## Written instruction
Copy every line from the material below that holds "AGING".
+++ Records for this task +++
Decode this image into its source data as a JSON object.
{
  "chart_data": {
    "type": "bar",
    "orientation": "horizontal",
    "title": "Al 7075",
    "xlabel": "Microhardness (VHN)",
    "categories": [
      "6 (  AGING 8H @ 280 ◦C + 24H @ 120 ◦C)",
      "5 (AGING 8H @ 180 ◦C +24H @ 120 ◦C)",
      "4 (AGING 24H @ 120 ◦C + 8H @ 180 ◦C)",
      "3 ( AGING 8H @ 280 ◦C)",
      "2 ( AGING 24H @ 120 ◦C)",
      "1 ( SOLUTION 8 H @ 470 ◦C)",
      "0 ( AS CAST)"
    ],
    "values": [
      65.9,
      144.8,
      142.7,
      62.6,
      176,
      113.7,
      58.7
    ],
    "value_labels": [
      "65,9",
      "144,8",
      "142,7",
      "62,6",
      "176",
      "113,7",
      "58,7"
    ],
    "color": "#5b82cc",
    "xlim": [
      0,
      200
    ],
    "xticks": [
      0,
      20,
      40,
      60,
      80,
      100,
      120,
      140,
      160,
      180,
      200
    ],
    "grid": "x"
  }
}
+++
## The reply
      "6 (  AGING 8H @ 280 ◦C + 24H @ 120 ◦C)",
      "5 (AGING 8H @ 180 ◦C +24H @ 120 ◦C)",
      "4 (AGING 24H @ 120 ◦C + 8H @ 180 ◦C)",
      "3 ( AGING 8H @ 280 ◦C)",
      "2 ( AGING 24H @ 120 ◦C)",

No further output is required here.